FRAGMENTO =
_ _ _ _ _ _ _

Eso, en la Iglesia, podría aplicarse a lo que se conoce, abusivamente, como ‘pastoral’. Por poner un ejemplo evidente, ningún obispo o conferencia episcopal ha tenido que rebelarse contra la doctrina católica contenida en la Humanae Vitae para ignorarla por completo. Basta con apartarla en absoluto de la ‘pastoral’, es decir, de la relación cotidiana del clero con el pueblo fiel. Lo vemos todos los días, en sacerdotes como el padre James Martin o los sacerdotes de Nuestra Señora de Madrid, que pueden mostrarse abiertamente en contra de la doctrina católica sobre la homosexualidad sin perder el favor de sus superiores, antes al contrario.

Esa es una herramienta de renovación que usa mucho Su Santidad, pero no la ha inventado él, sino que nos viene del Concilio Vaticano II, que empezó ya por definirse como un concilio “pastoral y no dogmático”.

De hecho es -como temíamos- que el presente sínodo introdujera un cambio de la actitud de la Iglesia con respecto a la homosexualidad, por la vía ‘pastoral’, sin tener que cambiar una iota de la doctrina. Todavía podría ser, por lo que sabemos, pero las fuentes mejor informadas -aquí mismo hemos ofrecido la visión del prestigioso vaticanista Sandro Magister- indican que ha sido el propio Francisco quien ha dado instrucciones de dejar el asunto para mejor ocasión. Es probable que haya tenido mucho que ver en su decisión la firme defensa de la ortodoxia en este aspecto del episcopado africano, y sin duda ha pesado el Testimonio Viganò y los escándalos de abusos homosexuales asociados, que aún colean y no tienen visos de ir a menos.

_ _ _ _ _ _ _

MATERIAL PROPORCIONADO =
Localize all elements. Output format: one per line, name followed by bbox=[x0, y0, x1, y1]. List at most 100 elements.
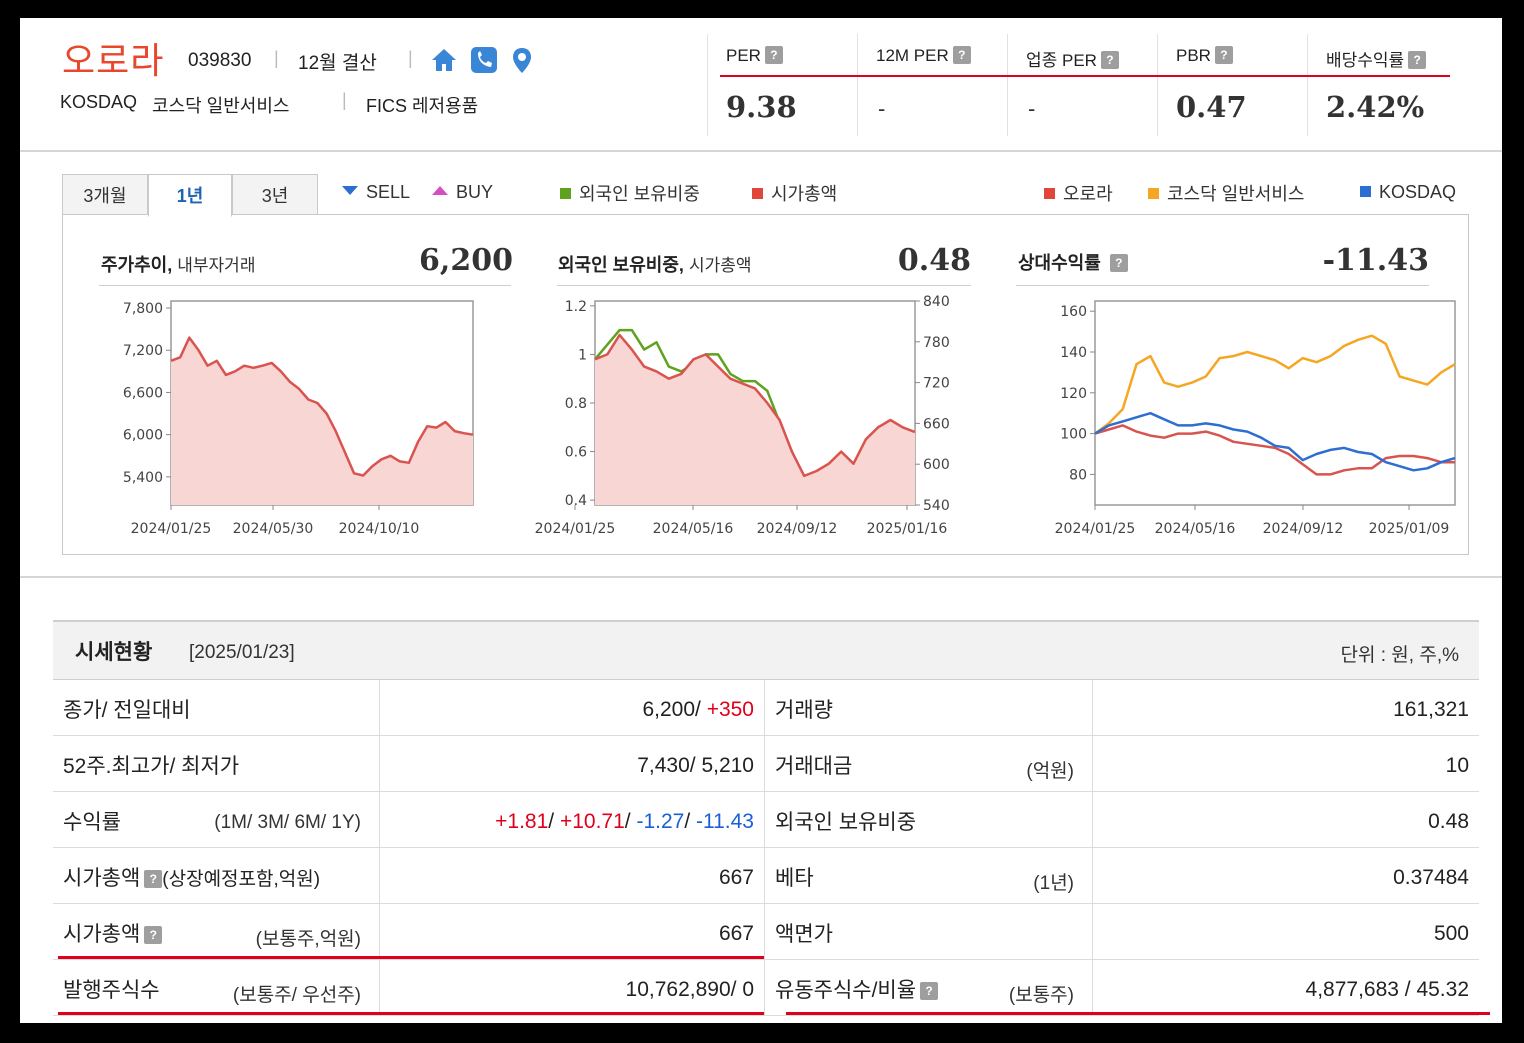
panel-title-sub: 내부자거래 bbox=[177, 256, 256, 275]
chart-section: 3개월 1년 3년 SELL BUY 외국인 보유비중 시가총액 오로라 코스닥… bbox=[20, 154, 1502, 578]
highlight-underline bbox=[58, 956, 764, 959]
row-label-text: 시가총액 bbox=[63, 923, 141, 946]
return-6m: -1.27 bbox=[636, 810, 685, 833]
panel-value-foreign: 0.48 bbox=[897, 243, 971, 278]
row-value: 500 bbox=[1433, 922, 1469, 945]
table-title: 시세현황 bbox=[75, 641, 153, 664]
panel-title-foreign: 외국인 보유비중, 시가총액 bbox=[558, 251, 752, 277]
help-icon[interactable]: ? bbox=[764, 46, 783, 64]
help-icon[interactable]: ? bbox=[144, 870, 163, 888]
y-tick-label: 0.8 bbox=[565, 396, 587, 412]
legend-swatch bbox=[752, 188, 763, 199]
row-label: 발행주식수 bbox=[63, 979, 160, 1002]
table-row: 수익률 (1M/ 3M/ 6M/ 1Y) +1.81/ +10.71/ -1.27… bbox=[53, 792, 1479, 848]
legend-foreign-ratio[interactable]: 외국인 보유비중 bbox=[560, 180, 700, 206]
row-label: 수익률 bbox=[63, 811, 121, 834]
separator: | bbox=[408, 48, 413, 68]
row-label-unit: (상장예정포함,억원) bbox=[162, 869, 321, 890]
y2-tick-label: 600 bbox=[923, 457, 950, 473]
help-icon[interactable]: ? bbox=[144, 926, 163, 944]
phone-icon[interactable] bbox=[470, 46, 498, 74]
home-icon[interactable] bbox=[430, 46, 458, 74]
location-pin-icon[interactable] bbox=[508, 46, 536, 74]
panel-title-main: 외국인 보유비중, bbox=[558, 255, 684, 275]
x-tick-label: 2025/01/16 bbox=[867, 521, 948, 537]
highlight-underline bbox=[720, 75, 1450, 77]
company-header: 오로라 039830 | 12월 결산 | KOSDAQ 코스닥 일반서비스 |… bbox=[20, 18, 1502, 152]
metric-value: - bbox=[878, 96, 886, 121]
x-tick-label: 2024/05/30 bbox=[233, 521, 314, 537]
y2-tick-label: 780 bbox=[923, 335, 950, 351]
tab-3-years[interactable]: 3년 bbox=[232, 174, 318, 216]
row-label-unit: (1년) bbox=[1033, 873, 1074, 894]
row-value: 0.37484 bbox=[1393, 866, 1469, 889]
y2-tick-label: 660 bbox=[923, 416, 950, 432]
panel-title-sub: 시가총액 bbox=[688, 256, 752, 275]
row-label: 외국인 보유비중 bbox=[775, 811, 917, 834]
foreign-ratio-chart[interactable]: 1.2 1 0.8 0.6 0.4 840 780 720 660 600 540 2024/01/2… bbox=[533, 293, 993, 553]
panel-title-relative: 상대수익률 ? bbox=[1018, 249, 1128, 275]
table-unit: 단위 : 원, 주,% bbox=[1340, 645, 1460, 666]
y-tick-label: 1.2 bbox=[565, 299, 587, 315]
row-label-text: 유동주식수/비율 bbox=[775, 979, 917, 1002]
legend-sell[interactable]: SELL bbox=[342, 182, 410, 203]
y-tick-label: 7,200 bbox=[123, 343, 163, 359]
y-tick-label: 120 bbox=[1060, 386, 1087, 402]
row-label: 시가총액? bbox=[63, 918, 163, 948]
y-tick-label: 0.6 bbox=[565, 445, 587, 461]
help-icon[interactable]: ? bbox=[952, 46, 971, 64]
legend-sector[interactable]: 코스닥 일반서비스 bbox=[1148, 180, 1304, 206]
row-value: 0.48 bbox=[1428, 810, 1469, 833]
legend-kosdaq[interactable]: KOSDAQ bbox=[1360, 182, 1456, 203]
y-tick-label: 6,600 bbox=[123, 385, 163, 401]
x-tick-label: 2024/10/10 bbox=[339, 521, 420, 537]
panel-title-main: 주가추이, bbox=[101, 255, 173, 275]
legend-buy[interactable]: BUY bbox=[432, 182, 493, 203]
slash: / bbox=[624, 810, 637, 833]
metric-value: 9.38 bbox=[726, 90, 797, 124]
panel-value-relative: -11.43 bbox=[1322, 243, 1429, 278]
metric-per: PER? 9.38 bbox=[707, 34, 857, 136]
tab-1-year[interactable]: 1년 bbox=[148, 174, 232, 217]
table-row: 시가총액? (보통주,억원) 667 액면가 500 bbox=[53, 904, 1479, 960]
x-tick-label: 2024/01/25 bbox=[131, 521, 212, 537]
y-tick-label: 100 bbox=[1060, 427, 1087, 443]
panel-title-main: 상대수익률 bbox=[1018, 253, 1101, 273]
help-icon[interactable]: ? bbox=[920, 982, 939, 1000]
y-tick-label: 80 bbox=[1069, 467, 1087, 483]
row-value: 7,430/ 5,210 bbox=[637, 754, 754, 777]
help-icon[interactable]: ? bbox=[1100, 51, 1119, 69]
metric-label: PER bbox=[726, 46, 761, 65]
valuation-metrics: PER? 9.38 12M PER? - 업종 PER? - PBR? 0.47… bbox=[707, 34, 1451, 136]
metric-value: - bbox=[1028, 96, 1036, 121]
metric-label: 12M PER bbox=[876, 46, 949, 65]
stock-code: 039830 bbox=[188, 50, 252, 71]
plot-frame bbox=[1094, 300, 1456, 506]
y2-tick-label: 840 bbox=[923, 294, 950, 310]
separator: | bbox=[274, 48, 279, 68]
tab-3-months[interactable]: 3개월 bbox=[62, 174, 148, 216]
y-tick-label: 0.4 bbox=[565, 493, 587, 509]
relative-return-chart[interactable]: 160 140 120 100 80 2024/01/25 2024/05/16 2024/0… bbox=[993, 293, 1463, 553]
x-tick-label: 2024/01/25 bbox=[1055, 521, 1136, 537]
row-label-unit: (보통주) bbox=[1008, 985, 1074, 1006]
legend-label: 시가총액 bbox=[771, 184, 838, 204]
row-label: 거래량 bbox=[775, 699, 833, 722]
y-tick-label: 6,000 bbox=[123, 428, 163, 444]
row-label: 베타 bbox=[775, 867, 814, 890]
help-icon[interactable]: ? bbox=[1408, 51, 1427, 69]
legend-swatch bbox=[1360, 186, 1371, 197]
row-value: 667 bbox=[718, 866, 754, 889]
price-chart[interactable]: 7,800 7,200 6,600 6,000 5,400 2024/01/25 2024/… bbox=[63, 293, 523, 553]
table-row: 52주.최고가/ 최저가 7,430/ 5,210 거래대금 (억원) 10 bbox=[53, 736, 1479, 792]
panel-title-price: 주가추이, 내부자거래 bbox=[101, 251, 255, 277]
legend-company[interactable]: 오로라 bbox=[1044, 180, 1113, 206]
close-price: 6,200/ bbox=[642, 698, 707, 721]
legend-market-cap[interactable]: 시가총액 bbox=[752, 180, 837, 206]
legend-label: 오로라 bbox=[1063, 184, 1113, 204]
help-icon[interactable]: ? bbox=[1214, 46, 1233, 64]
help-icon[interactable]: ? bbox=[1109, 254, 1128, 272]
metric-pbr: PBR? 0.47 bbox=[1157, 34, 1307, 136]
row-label: 52주.최고가/ 최저가 bbox=[63, 755, 240, 778]
metric-value: 2.42% bbox=[1326, 90, 1425, 124]
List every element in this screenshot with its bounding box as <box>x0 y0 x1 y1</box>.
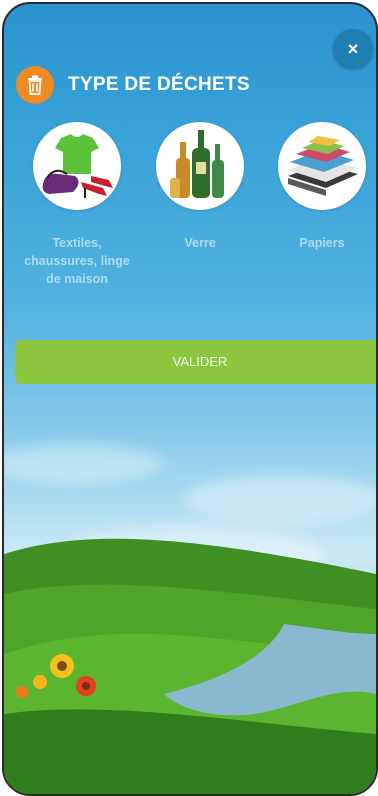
waste-type-textiles[interactable]: Textiles, chaussures, linge de maison <box>17 122 137 288</box>
glass-bottles-icon <box>156 122 244 210</box>
page-title: TYPE DE DÉCHETS <box>68 74 250 95</box>
waste-type-papers[interactable]: Papiers <box>262 122 376 252</box>
cloud <box>4 444 164 484</box>
waste-type-glass[interactable]: Verre <box>140 122 260 252</box>
textiles-icon <box>33 122 121 210</box>
close-button[interactable]: × <box>333 29 373 69</box>
trash-icon <box>16 66 54 104</box>
landscape-background <box>4 538 376 794</box>
validate-button[interactable]: VALIDER <box>15 340 376 384</box>
close-icon: × <box>347 39 359 59</box>
page-header: TYPE DE DÉCHETS <box>16 66 250 104</box>
waste-type-label: Papiers <box>299 236 345 250</box>
papers-icon <box>278 122 366 210</box>
waste-type-label: Textiles, chaussures, linge de maison <box>24 236 130 286</box>
app-screen: × TYPE DE DÉCHETS Textiles, chaussures, … <box>2 2 378 796</box>
cloud <box>184 474 376 524</box>
waste-type-label: Verre <box>184 236 216 250</box>
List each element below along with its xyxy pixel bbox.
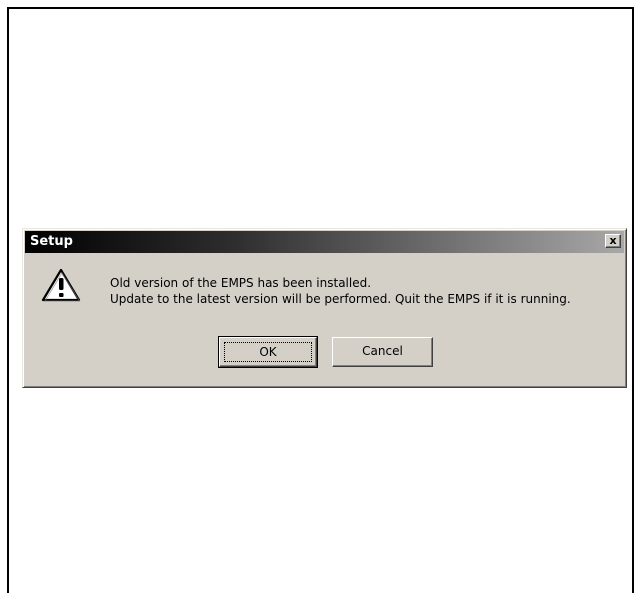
close-button[interactable]: x: [605, 234, 621, 248]
cancel-button[interactable]: Cancel: [332, 337, 433, 367]
message-line-1: Old version of the EMPS has been install…: [110, 276, 372, 290]
warning-icon: [41, 268, 81, 302]
ok-button[interactable]: OK: [218, 336, 318, 368]
dialog-title: Setup: [30, 234, 73, 249]
setup-dialog: Setup x Old version of the EMPS has been…: [22, 228, 627, 388]
title-bar[interactable]: Setup x: [25, 231, 624, 253]
ok-button-label: OK: [224, 342, 312, 362]
message-line-2: Update to the latest version will be per…: [110, 292, 571, 306]
dialog-message: Old version of the EMPS has been install…: [110, 275, 571, 307]
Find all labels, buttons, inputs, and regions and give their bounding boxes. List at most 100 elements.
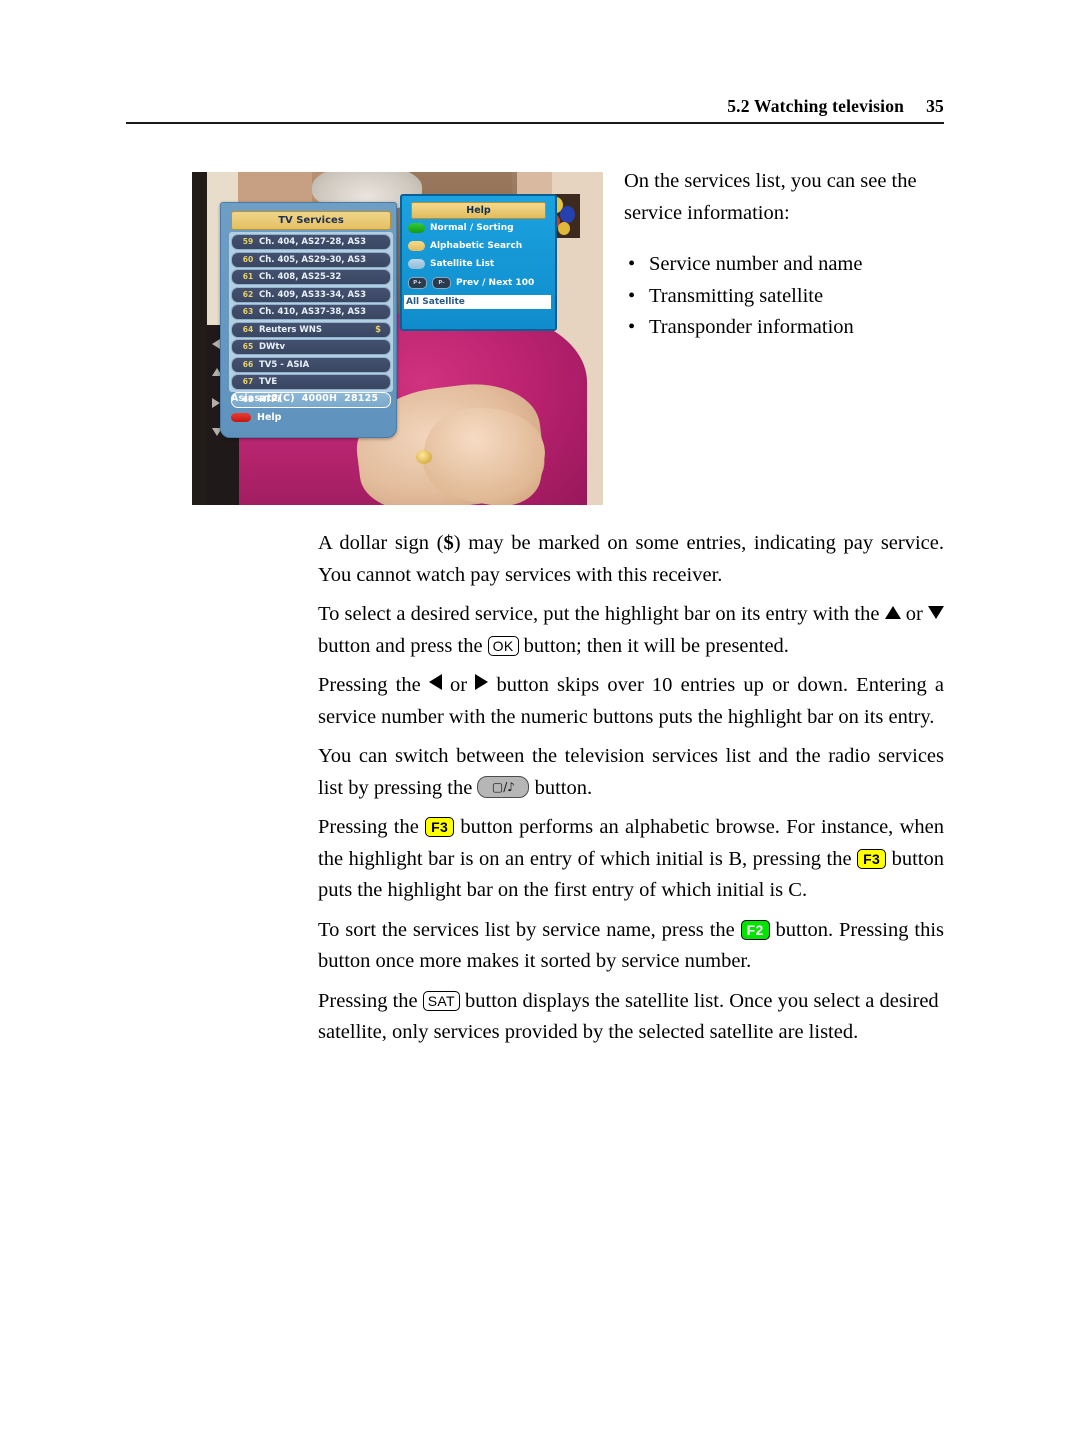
- help-item-label: Satellite List: [430, 259, 495, 269]
- help-item-label: Alphabetic Search: [430, 241, 523, 251]
- service-name: TV5 - ASIA: [259, 359, 310, 370]
- service-list-item: 62 Ch. 409, AS33-34, AS3: [231, 286, 391, 303]
- nav-left-arrow-icon: [212, 339, 220, 349]
- service-name: Ch. 405, AS29-30, AS3: [259, 254, 367, 265]
- list-item: Service number and name: [624, 249, 954, 281]
- list-item: Transponder information: [624, 312, 954, 344]
- tv-radio-glyphs: ▢/♪: [491, 779, 515, 794]
- service-number: 60: [242, 254, 254, 264]
- para-text: button; then it will be presented.: [523, 634, 789, 657]
- service-number: 65: [242, 342, 254, 351]
- red-button-icon: [231, 413, 251, 422]
- page-running-header: 5.2 Watching television 35: [126, 96, 944, 117]
- osd-frequency: 4000H: [301, 393, 338, 404]
- service-list-item: 59 Ch. 404, AS27-28, AS3: [231, 234, 391, 250]
- service-name: DWtv: [259, 342, 286, 352]
- para-text: You can switch between the television se…: [318, 745, 944, 799]
- service-list-item: 63 Ch. 410, AS37-38, AS3: [231, 304, 391, 320]
- service-list-item: 66 TV5 - ASIA: [231, 356, 391, 373]
- para-text: Pressing the: [318, 674, 421, 696]
- service-list-item: 64 Reuters WNS $: [231, 321, 391, 338]
- service-name: Ch. 408, AS25-32: [259, 272, 342, 282]
- up-arrow-button-icon: [884, 606, 901, 619]
- green-button-icon: [408, 223, 425, 233]
- list-item: Transmitting satellite: [624, 281, 954, 313]
- para-text: or: [905, 603, 923, 625]
- dollar-sign-glyph: $: [443, 532, 454, 554]
- para-text: Pressing the: [318, 816, 419, 838]
- osd-tv-services-panel: TV Services 59 Ch. 404, AS27-28, AS3 60 Ch…: [220, 202, 397, 438]
- sat-key-icon: SAT: [422, 990, 460, 1011]
- right-arrow-button-icon: [475, 674, 489, 690]
- left-arrow-button-icon: [428, 674, 442, 690]
- service-number: 59: [242, 237, 254, 246]
- service-name: Ch. 410, AS37-38, AS3: [259, 307, 367, 317]
- service-number: 67: [242, 377, 254, 386]
- paragraph-skip-entries: Pressing the or button skips over 10 ent…: [318, 670, 944, 733]
- f3-key-icon: F3: [857, 848, 887, 869]
- osd-service-list: 59 Ch. 404, AS27-28, AS3 60 Ch. 405, AS29-…: [229, 232, 393, 408]
- nav-right-arrow-icon: [212, 398, 220, 408]
- main-text-column: A dollar sign ($) may be marked on some …: [318, 528, 945, 1057]
- photo-person-ring: [416, 450, 432, 464]
- logo-ball-blue-icon: [560, 206, 575, 223]
- help-item-satellite-list: Satellite List: [408, 259, 494, 269]
- para-text: button and press the: [318, 634, 483, 657]
- service-list-item: 61 Ch. 408, AS25-32: [231, 269, 391, 285]
- service-name: TVE: [259, 377, 278, 387]
- paragraph-select-service: To select a desired service, put the hig…: [318, 599, 945, 662]
- osd-help-label: Help: [257, 412, 282, 423]
- osd-help-hint: Help: [231, 412, 281, 423]
- osd-symbol-rate: 28125: [344, 393, 379, 404]
- help-item-alphabetic-search: Alphabetic Search: [408, 241, 522, 251]
- service-list-item: 65 DWtv: [231, 339, 391, 355]
- header-section-title: 5.2 Watching television: [727, 96, 905, 116]
- yellow-button-icon: [408, 241, 425, 251]
- service-name: Ch. 404, AS27-28, AS3: [259, 237, 367, 247]
- help-item-label: Prev / Next 100: [456, 278, 535, 288]
- para-text: To select a desired service, put the hig…: [318, 603, 880, 625]
- header-divider-rule: [126, 122, 944, 124]
- page-number: 35: [926, 96, 944, 116]
- service-name: Reuters WNS: [259, 324, 323, 335]
- help-item-normal-sorting: Normal / Sorting: [408, 223, 514, 233]
- paragraph-alphabetic-browse: Pressing the F3 button performs an alpha…: [318, 812, 944, 907]
- osd-transponder-info: Asiasat2(C) 4000H 28125: [231, 393, 385, 404]
- para-text: To sort the services list by service nam…: [318, 918, 735, 941]
- osd-help-title: Help: [411, 202, 546, 219]
- help-item-prev-next: P+ P- Prev / Next 100: [408, 277, 534, 289]
- down-arrow-button-icon: [928, 606, 945, 619]
- service-list-item: 60 Ch. 405, AS29-30, AS3: [231, 251, 391, 268]
- tv-radio-toggle-key-icon: ▢/♪: [477, 775, 530, 798]
- ok-key-icon: OK: [487, 635, 519, 656]
- logo-ball-gold-icon: [558, 222, 570, 235]
- figure-tv-services-screenshot: TV Services 59 Ch. 404, AS27-28, AS3 60 Ch…: [192, 172, 603, 505]
- service-name: Ch. 409, AS33-34, AS3: [259, 289, 367, 300]
- osd-help-panel: Help Normal / Sorting Alphabetic Search …: [400, 194, 557, 331]
- paragraph-tv-radio-switch: You can switch between the television se…: [318, 741, 944, 804]
- osd-satellite-name: Asiasat2(C): [231, 393, 295, 404]
- osd-tv-services-title: TV Services: [231, 211, 391, 230]
- service-information-bullet-list: Service number and name Transmitting sat…: [624, 249, 954, 344]
- para-text: button.: [534, 776, 593, 799]
- paragraph-sort-by-name: To sort the services list by service nam…: [318, 915, 944, 978]
- service-list-item: 67 TVE: [231, 374, 391, 390]
- paragraph-pay-service: A dollar sign ($) may be marked on some …: [318, 528, 944, 591]
- service-number: 63: [242, 307, 254, 316]
- osd-satellite-filter-bar: All Satellite: [404, 295, 551, 309]
- para-text: Pressing the: [318, 989, 418, 1012]
- para-text: or: [450, 674, 468, 696]
- photo-left-dark-border: [192, 172, 207, 505]
- service-number: 66: [242, 359, 254, 369]
- f3-key-icon: F3: [425, 817, 455, 837]
- para-text: A dollar sign (: [318, 532, 444, 554]
- f2-key-icon: F2: [740, 919, 770, 940]
- service-number: 62: [242, 289, 254, 299]
- page-down-button-icon: P-: [432, 277, 451, 289]
- figure-side-text-column: On the services list, you can see the se…: [624, 166, 954, 344]
- service-number: 64: [242, 324, 254, 334]
- page-up-button-icon: P+: [408, 277, 427, 289]
- services-list-intro-text: On the services list, you can see the se…: [624, 170, 917, 224]
- help-item-label: Normal / Sorting: [430, 223, 514, 233]
- paragraph-satellite-list: Pressing the SAT button displays the sat…: [318, 986, 944, 1049]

_ _ _ _ _ _ _

TAREA A =
Reproduce del fragmento sobre la pastoral en la Iglesia el pasaje que va desde "De hecho es" hasta "ir a menos.", este último incluido.
TAREA B =
Indica si cada afirmación concuerda con el fragmento sobre la pastoral en la Iglesia, respondiendo sí o no y citando las palabras del fragmento que lo deciden: (i) el Concilio Vaticano II se definió como un concilio pastoral y no dogmático; (ii) Su Santidad inventó la herramienta de renovación pastoral; (iii) según las fuentes mejor informadas, fue Francisco quien dio instrucciones de dejar el asunto para mejor ocasión.
TAREA C =
Por favor, prosigue el fragmento sobre la pastoral en la Iglesia a partir de su última oración.

RESULTADO A =
De hecho es -como temíamos- que el presente sínodo introdujera un cambio de la actitud de la Iglesia con respecto a la homosexualidad, por la vía ‘pastoral’, sin tener que cambiar una iota de la doctrina. Todavía podría ser, por lo que sabemos, pero las fuentes mejor informadas -aquí mismo hemos ofrecido la visión del prestigioso vaticanista Sandro Magister- indican que ha sido el propio Francisco quien ha dado instrucciones de dejar el asunto para mejor ocasión. Es probable que haya tenido mucho que ver en su decisión la firme defensa de la ortodoxia en este aspecto del episcopado africano, y sin duda ha pesado el Testimonio Viganò y los escándalos de abusos homosexuales asociados, que aún colean y no tienen visos de ir a menos.

RESULTADO B =
(i) Sí: «que empezó ya por definirse como un concilio “pastoral y no dogmático”».
(ii) No: «pero no la ha inventado él».
(iii) Sí: «indican que ha sido el propio Francisco quien ha dado instrucciones de dejar el asunto para mejor ocasión».

RESULTADO C =
Pero la revolución de este sínodo parece ser, precisamente, el sínodo como instrumento de gobierno de la Iglesia, esa ‘Iglesia sinodal’ que ha dicho querer Francisco en otras ocasiones y que define con términos adecuadamente vagos y biensonantes. En la práctica viene a ser instituir la revolución permanente.

De hecho, ha sido una enorme sorpresa que ha enfurecido a no pocos padres sinodales saber a estas alturas que a este aspecto, que se ha ignorado por completo a lo largo de todos estos días a juzgar por las ruedas de prensa, se va a dedicar dos capítulos enteros en el texto final, los dos primeros de la Tercera parte: ‘Sinodalidad Misionera en la Iglesia’ y ‘Sinodalidad en Nuestras Relaciones Cotidianas’.

La ‘sinodalidad’ es el modelo por el que optó hace ya décadas la Iglesia Anglicana, con los resultados que están a la vista: su práctica desaparición y su absoluta irrelevancia. ¿Recuerdan cuando el cardenal alemán Walter Kasper, teólogo favorito del Papa, respondió de forma algo despectiva a las objeciones de los obispos africanos diciendo que África “no nos va a dictar cómo hacemos aquí las cosas”? Bien, pues en la nueva Iglesia sinodal, muy probablemente los alemanes podrán tener ‘su’ catolicismo a medida y los africanos, el suyo.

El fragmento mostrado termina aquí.